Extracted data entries
════
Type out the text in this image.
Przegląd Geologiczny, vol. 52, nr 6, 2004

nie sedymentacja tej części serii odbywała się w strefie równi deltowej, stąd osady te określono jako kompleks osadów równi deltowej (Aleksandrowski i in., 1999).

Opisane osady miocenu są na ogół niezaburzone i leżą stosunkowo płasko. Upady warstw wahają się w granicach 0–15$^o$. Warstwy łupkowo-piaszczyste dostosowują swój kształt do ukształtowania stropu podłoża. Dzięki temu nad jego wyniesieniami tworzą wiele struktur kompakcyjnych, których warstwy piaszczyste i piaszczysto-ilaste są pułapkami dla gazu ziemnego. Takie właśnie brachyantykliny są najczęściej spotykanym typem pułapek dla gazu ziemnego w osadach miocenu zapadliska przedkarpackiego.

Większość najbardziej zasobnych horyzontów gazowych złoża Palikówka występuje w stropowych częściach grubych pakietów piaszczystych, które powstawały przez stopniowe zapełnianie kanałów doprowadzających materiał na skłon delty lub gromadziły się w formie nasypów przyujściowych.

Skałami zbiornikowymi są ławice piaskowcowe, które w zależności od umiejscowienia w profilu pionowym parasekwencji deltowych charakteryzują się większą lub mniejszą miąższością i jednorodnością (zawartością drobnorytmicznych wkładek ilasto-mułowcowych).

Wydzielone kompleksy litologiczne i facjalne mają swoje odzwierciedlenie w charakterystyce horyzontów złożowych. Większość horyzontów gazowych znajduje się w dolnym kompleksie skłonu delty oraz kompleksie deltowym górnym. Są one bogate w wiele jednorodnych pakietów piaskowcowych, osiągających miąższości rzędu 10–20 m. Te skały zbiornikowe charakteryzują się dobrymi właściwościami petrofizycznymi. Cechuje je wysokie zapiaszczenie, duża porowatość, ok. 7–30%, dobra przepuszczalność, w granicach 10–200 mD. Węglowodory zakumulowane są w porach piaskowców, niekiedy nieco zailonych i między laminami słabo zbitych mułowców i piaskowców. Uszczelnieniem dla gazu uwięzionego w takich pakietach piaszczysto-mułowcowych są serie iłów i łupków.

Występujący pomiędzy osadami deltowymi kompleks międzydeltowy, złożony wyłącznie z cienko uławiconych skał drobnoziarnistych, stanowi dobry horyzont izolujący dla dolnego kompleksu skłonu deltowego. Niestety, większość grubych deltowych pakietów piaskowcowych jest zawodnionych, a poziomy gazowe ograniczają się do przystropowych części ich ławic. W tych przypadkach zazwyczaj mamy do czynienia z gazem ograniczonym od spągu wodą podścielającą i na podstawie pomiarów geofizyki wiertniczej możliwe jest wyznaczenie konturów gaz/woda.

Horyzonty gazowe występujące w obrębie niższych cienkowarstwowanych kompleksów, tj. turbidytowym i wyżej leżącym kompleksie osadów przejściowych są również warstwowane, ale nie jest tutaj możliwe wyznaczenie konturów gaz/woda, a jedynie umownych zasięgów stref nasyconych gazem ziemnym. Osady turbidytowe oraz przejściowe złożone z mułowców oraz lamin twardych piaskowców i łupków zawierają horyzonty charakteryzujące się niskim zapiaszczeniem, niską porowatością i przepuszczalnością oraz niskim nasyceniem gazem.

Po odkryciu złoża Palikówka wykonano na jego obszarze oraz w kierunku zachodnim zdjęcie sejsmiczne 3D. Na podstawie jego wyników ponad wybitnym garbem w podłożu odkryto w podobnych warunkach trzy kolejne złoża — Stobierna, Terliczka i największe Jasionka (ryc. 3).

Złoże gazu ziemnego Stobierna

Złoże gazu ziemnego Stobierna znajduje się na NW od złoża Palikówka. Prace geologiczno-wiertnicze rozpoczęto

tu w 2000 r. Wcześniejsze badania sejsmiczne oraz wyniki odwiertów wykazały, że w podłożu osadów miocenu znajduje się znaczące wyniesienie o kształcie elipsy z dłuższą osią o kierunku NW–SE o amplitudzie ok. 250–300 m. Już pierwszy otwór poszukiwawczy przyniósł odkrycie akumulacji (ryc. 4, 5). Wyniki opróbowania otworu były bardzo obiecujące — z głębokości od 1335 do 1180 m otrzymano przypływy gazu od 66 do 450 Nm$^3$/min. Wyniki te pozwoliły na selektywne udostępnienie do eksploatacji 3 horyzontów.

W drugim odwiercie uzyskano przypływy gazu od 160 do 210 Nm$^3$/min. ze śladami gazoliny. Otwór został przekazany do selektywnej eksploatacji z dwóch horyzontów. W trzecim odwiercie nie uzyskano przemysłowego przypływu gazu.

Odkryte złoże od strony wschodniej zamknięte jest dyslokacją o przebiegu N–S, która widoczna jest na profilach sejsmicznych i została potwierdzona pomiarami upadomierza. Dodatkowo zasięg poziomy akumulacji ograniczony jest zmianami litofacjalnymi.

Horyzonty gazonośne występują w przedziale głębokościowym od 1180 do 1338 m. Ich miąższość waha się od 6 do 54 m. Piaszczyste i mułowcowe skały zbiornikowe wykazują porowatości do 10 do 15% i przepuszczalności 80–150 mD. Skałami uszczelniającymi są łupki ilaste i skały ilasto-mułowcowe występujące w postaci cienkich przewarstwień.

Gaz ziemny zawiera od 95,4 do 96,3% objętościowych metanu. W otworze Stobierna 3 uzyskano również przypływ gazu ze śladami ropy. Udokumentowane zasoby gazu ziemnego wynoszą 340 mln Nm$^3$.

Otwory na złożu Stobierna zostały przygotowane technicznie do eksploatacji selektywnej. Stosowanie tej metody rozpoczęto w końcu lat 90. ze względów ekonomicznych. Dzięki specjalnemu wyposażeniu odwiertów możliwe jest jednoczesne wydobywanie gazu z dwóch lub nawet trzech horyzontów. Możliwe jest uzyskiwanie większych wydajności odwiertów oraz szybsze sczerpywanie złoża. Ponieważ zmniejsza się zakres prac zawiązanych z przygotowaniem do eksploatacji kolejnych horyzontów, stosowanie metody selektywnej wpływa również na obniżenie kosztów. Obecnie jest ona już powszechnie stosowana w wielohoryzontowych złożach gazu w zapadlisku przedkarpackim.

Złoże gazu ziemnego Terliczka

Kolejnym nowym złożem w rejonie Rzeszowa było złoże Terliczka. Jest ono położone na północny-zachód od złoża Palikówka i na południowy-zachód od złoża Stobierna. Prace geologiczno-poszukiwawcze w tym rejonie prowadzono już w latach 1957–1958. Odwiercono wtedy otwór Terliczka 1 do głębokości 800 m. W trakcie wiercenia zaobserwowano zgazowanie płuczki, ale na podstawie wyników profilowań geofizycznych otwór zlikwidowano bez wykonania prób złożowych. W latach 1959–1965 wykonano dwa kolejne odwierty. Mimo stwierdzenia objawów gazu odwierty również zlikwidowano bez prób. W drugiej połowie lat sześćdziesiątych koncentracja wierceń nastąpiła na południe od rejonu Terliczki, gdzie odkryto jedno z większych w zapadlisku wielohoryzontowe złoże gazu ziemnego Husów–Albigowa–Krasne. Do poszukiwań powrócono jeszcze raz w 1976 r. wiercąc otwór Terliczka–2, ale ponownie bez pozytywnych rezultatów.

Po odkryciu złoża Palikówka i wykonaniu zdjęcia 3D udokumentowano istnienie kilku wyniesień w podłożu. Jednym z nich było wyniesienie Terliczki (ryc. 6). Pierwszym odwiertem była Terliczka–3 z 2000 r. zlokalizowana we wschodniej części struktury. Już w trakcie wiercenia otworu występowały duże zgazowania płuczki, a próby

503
════
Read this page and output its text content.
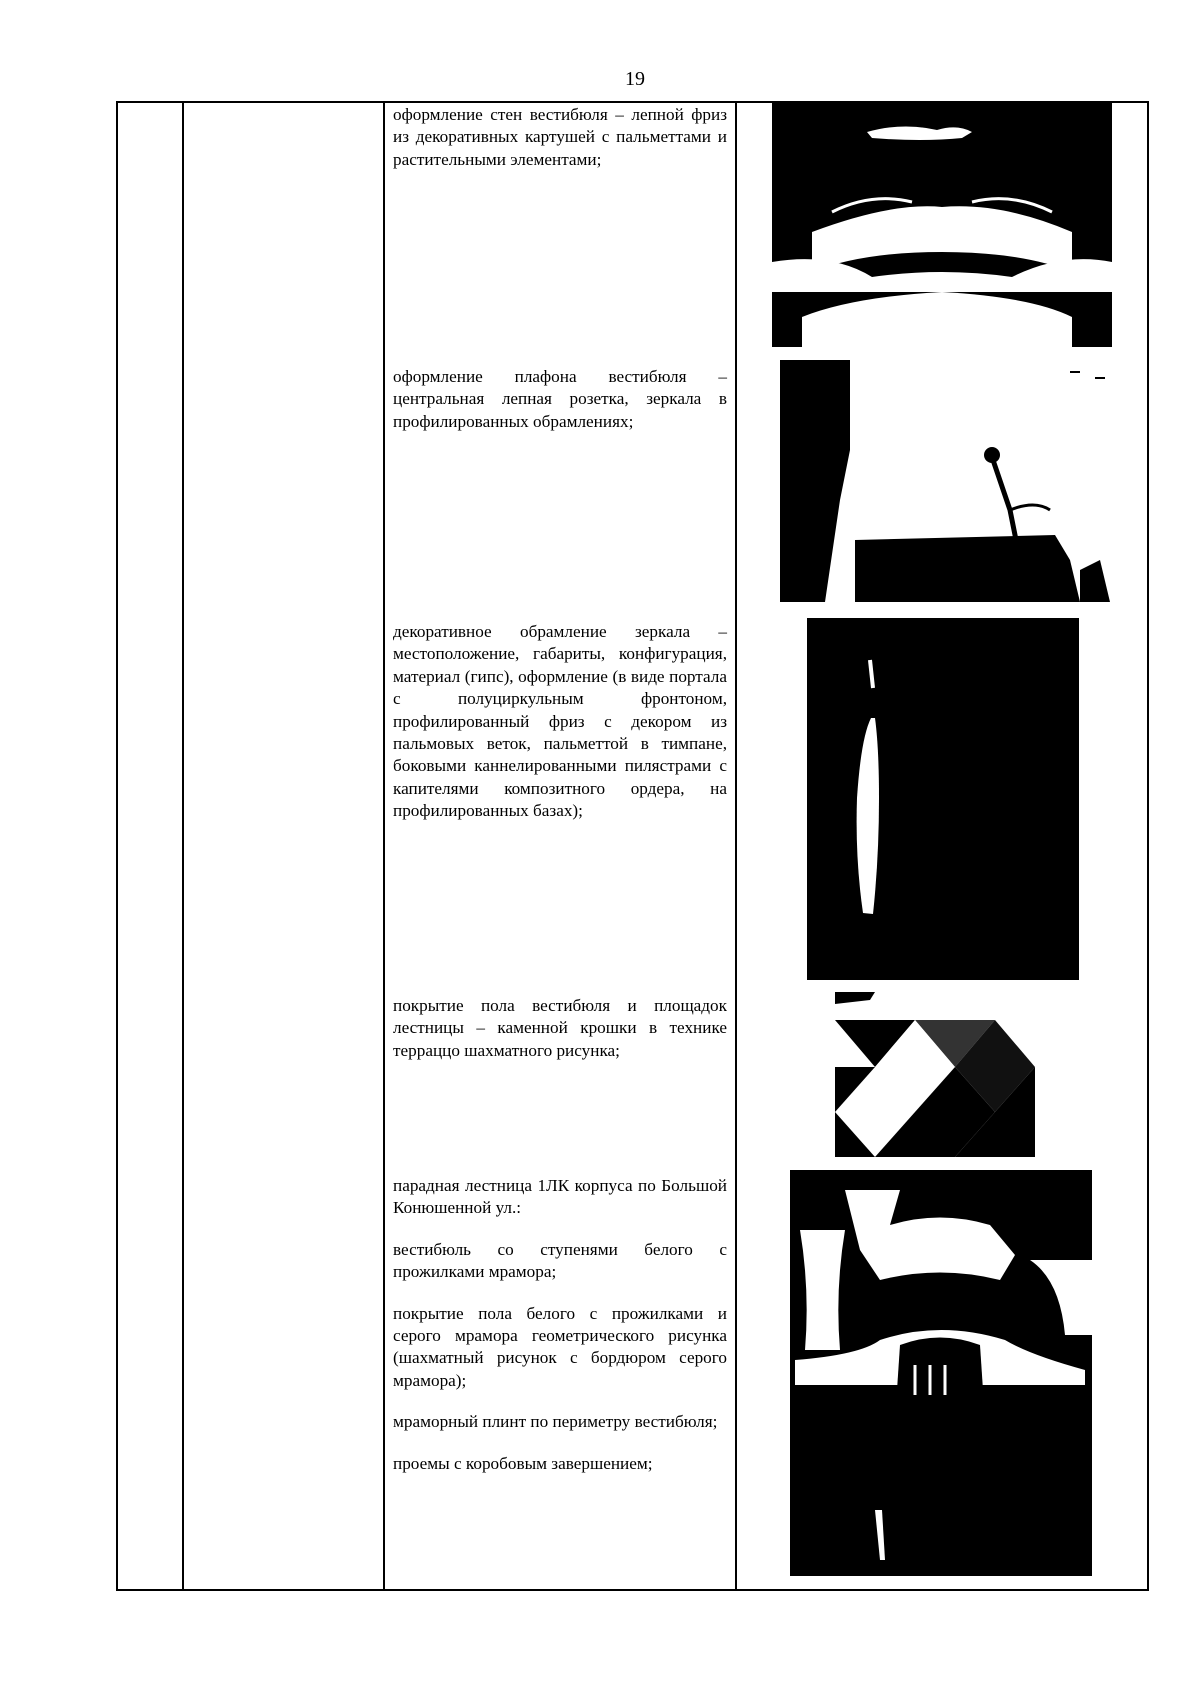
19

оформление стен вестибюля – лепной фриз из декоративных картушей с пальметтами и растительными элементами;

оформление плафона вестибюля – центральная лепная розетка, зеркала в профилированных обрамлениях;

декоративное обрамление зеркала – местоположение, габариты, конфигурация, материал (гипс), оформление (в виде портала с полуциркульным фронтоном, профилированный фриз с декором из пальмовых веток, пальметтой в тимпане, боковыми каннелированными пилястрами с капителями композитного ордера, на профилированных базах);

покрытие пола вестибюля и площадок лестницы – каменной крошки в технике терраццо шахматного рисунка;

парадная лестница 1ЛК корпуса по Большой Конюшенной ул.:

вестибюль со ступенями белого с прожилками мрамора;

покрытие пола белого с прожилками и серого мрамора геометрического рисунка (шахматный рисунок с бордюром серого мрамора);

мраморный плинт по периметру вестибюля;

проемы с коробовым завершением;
════
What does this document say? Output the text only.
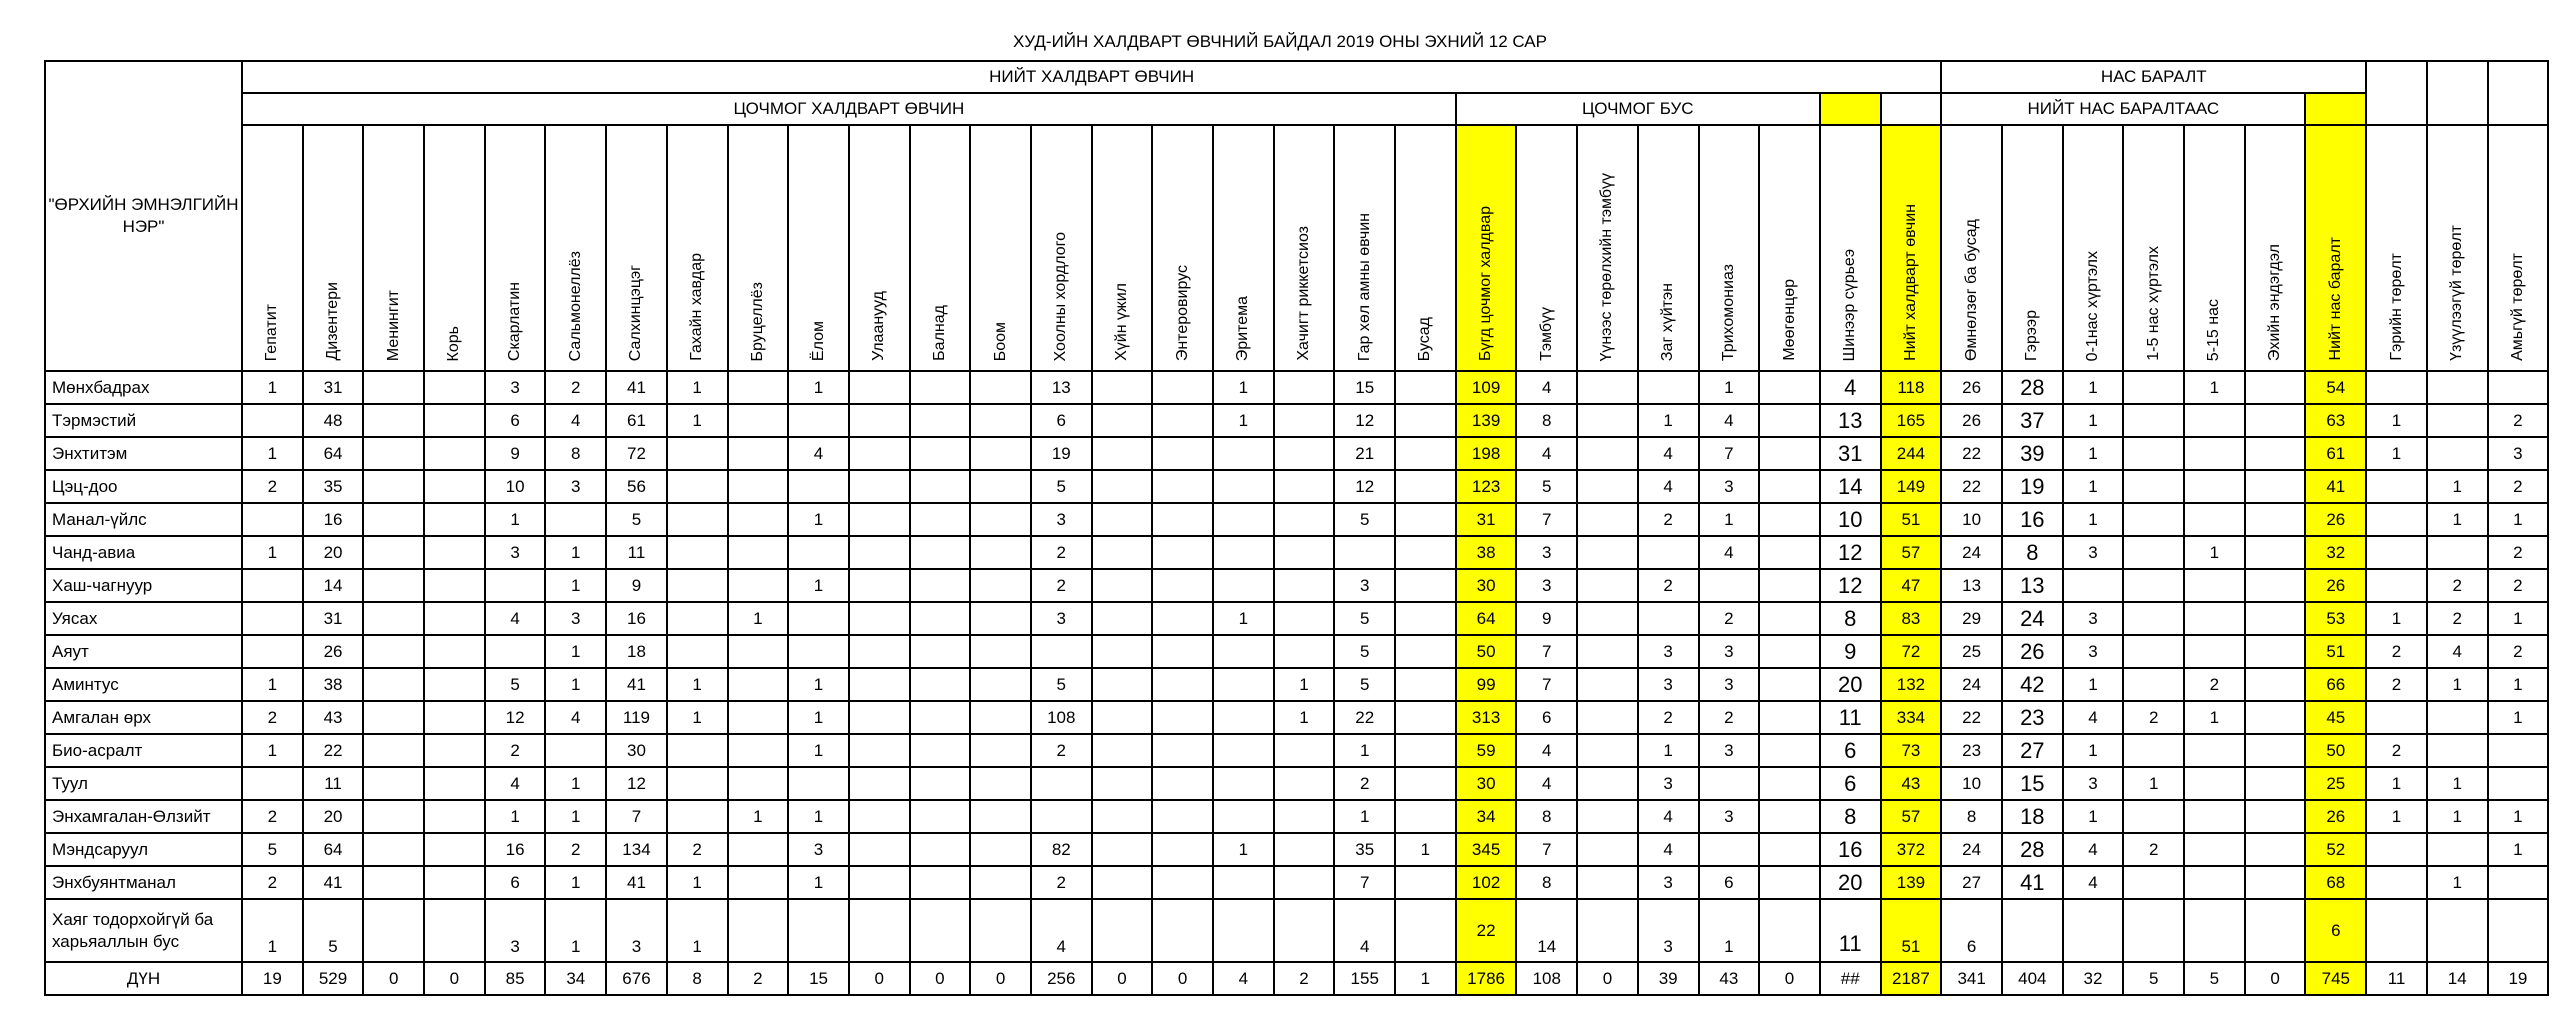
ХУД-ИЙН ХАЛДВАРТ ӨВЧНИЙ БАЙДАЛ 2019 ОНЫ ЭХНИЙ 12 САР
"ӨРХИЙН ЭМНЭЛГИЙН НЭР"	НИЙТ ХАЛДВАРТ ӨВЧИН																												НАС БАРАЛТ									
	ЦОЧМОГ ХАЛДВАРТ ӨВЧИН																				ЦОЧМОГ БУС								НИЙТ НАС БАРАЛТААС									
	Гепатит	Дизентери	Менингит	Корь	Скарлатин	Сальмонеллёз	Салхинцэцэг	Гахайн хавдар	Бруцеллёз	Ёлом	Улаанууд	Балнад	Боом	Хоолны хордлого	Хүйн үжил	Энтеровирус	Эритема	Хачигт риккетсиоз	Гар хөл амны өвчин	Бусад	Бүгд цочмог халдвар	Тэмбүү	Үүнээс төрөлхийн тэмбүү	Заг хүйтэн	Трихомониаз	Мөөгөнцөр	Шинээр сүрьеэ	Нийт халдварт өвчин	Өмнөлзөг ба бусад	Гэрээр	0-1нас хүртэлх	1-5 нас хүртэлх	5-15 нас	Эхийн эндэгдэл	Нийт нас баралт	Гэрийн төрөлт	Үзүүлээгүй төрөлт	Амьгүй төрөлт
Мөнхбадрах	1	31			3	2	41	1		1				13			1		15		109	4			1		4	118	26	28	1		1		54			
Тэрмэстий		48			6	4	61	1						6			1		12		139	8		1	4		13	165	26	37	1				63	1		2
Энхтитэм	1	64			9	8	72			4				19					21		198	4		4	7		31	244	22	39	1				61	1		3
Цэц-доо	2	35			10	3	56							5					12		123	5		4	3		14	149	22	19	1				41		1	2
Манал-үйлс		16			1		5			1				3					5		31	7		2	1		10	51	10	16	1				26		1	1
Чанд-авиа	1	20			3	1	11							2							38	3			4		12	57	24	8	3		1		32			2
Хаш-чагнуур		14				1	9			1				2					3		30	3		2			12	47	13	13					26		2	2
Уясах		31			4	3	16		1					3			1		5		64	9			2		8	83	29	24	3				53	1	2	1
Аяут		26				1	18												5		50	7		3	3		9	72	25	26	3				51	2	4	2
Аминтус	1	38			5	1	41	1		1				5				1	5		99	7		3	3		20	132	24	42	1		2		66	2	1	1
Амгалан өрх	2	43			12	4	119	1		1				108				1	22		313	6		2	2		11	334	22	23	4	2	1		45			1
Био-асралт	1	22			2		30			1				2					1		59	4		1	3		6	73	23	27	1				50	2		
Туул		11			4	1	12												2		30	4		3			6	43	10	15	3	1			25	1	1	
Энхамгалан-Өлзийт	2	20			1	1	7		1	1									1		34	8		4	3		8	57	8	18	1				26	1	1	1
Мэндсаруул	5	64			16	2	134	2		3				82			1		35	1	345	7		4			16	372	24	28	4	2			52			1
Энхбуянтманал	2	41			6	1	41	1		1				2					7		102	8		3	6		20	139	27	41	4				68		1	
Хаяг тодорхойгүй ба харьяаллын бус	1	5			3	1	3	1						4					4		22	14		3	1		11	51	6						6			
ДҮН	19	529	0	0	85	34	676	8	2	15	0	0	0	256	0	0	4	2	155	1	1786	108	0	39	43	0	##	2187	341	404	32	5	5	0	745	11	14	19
════
Task to carry out ->
Filter the records above and return every line that holds the word "ilaste".

The completed task ->
Opisane osady miocenu są na ogół niezaburzone i leżą stosunkowo płasko. Upady warstw wahają się w granicach 0–15$^o$. Warstwy łupkowo-piaszczyste dostosowują swój kształt do ukształtowania stropu podłoża. Dzięki temu nad jego wyniesieniami tworzą wiele struktur kompakcyjnych, których warstwy piaszczyste i piaszczysto-ilaste są pułapkami dla gazu ziemnego. Takie właśnie brachyantykliny są najczęściej spotykanym typem pułapek dla gazu ziemnego w osadach miocenu zapadliska przedkarpackiego.
Horyzonty gazonośne występują w przedziale głębokościowym od 1180 do 1338 m. Ich miąższość waha się od 6 do 54 m. Piaszczyste i mułowcowe skały zbiornikowe wykazują porowatości do 10 do 15% i przepuszczalności 80–150 mD. Skałami uszczelniającymi są łupki ilaste i skały ilasto-mułowcowe występujące w postaci cienkich przewarstwień.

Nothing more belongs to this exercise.